━━━ RECORDS PROVIDED

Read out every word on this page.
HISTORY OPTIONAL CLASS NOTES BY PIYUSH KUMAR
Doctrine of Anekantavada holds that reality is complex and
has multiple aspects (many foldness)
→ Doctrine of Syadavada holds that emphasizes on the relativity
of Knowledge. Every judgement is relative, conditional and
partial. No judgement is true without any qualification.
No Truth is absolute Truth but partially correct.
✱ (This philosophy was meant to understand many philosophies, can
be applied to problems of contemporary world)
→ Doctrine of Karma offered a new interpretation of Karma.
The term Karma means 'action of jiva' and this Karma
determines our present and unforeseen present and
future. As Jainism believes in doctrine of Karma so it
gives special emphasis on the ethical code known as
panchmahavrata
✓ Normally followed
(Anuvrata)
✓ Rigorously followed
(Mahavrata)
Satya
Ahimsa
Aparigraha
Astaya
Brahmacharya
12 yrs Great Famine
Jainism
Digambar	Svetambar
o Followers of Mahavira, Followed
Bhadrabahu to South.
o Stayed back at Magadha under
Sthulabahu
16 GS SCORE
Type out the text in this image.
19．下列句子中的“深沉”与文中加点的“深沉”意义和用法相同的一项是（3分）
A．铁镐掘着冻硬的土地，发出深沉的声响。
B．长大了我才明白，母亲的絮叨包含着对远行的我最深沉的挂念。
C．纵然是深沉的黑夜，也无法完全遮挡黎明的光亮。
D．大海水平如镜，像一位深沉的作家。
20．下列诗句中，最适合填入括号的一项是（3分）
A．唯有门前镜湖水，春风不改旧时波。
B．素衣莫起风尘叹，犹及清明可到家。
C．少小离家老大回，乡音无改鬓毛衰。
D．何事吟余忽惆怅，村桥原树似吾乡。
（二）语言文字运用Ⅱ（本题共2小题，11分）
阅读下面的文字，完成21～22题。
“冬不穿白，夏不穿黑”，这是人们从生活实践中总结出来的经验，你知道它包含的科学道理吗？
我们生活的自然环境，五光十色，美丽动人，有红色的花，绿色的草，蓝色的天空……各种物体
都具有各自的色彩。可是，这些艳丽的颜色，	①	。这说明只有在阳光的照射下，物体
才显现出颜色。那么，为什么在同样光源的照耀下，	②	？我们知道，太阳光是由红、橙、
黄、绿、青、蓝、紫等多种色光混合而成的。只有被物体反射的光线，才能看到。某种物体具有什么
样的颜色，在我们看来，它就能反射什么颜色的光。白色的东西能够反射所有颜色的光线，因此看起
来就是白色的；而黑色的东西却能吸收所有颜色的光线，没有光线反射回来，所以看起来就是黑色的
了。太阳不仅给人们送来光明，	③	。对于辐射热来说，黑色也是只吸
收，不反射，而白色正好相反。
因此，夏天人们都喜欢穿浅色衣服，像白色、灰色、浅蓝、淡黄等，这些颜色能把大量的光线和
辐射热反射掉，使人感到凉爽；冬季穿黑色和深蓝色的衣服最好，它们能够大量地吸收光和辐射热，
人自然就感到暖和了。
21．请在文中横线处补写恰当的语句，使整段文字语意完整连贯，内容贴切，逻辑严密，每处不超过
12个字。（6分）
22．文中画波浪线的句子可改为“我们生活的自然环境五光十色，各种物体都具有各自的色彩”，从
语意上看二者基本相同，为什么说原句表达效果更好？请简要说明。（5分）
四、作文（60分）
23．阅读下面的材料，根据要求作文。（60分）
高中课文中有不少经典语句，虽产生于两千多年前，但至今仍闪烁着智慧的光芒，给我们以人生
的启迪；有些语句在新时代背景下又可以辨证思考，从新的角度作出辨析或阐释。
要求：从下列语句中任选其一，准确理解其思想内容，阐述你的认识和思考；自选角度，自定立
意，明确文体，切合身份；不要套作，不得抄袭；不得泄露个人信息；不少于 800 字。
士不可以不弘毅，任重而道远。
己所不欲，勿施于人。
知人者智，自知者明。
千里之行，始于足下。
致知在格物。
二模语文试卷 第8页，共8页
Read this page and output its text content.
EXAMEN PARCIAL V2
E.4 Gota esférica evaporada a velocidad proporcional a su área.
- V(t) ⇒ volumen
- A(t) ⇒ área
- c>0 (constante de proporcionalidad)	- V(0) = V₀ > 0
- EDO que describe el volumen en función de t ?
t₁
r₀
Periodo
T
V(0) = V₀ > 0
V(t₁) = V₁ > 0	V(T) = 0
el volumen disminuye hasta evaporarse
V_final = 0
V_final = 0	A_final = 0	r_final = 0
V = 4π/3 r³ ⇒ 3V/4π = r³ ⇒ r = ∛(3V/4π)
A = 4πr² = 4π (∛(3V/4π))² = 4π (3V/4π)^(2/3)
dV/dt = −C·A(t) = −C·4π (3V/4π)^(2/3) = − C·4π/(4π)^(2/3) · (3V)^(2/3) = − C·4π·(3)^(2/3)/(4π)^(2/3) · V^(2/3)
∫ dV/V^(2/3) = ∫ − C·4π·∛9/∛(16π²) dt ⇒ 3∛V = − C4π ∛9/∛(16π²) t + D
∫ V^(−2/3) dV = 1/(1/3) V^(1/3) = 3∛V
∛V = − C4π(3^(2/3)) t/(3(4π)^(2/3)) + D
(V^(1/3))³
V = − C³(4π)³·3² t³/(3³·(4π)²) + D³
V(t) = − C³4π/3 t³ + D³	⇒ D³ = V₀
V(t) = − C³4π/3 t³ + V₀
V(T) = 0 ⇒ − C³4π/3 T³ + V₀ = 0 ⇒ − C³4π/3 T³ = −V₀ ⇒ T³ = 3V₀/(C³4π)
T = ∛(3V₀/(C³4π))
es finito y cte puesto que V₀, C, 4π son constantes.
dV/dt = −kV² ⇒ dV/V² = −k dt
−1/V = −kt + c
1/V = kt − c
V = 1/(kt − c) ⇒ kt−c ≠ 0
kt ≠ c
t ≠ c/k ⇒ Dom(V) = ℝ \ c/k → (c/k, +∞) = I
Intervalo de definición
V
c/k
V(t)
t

━━━━━━

Write out every line of the listing that holds the word "Read".

Read out every word on this page.
Read this page and output its text content.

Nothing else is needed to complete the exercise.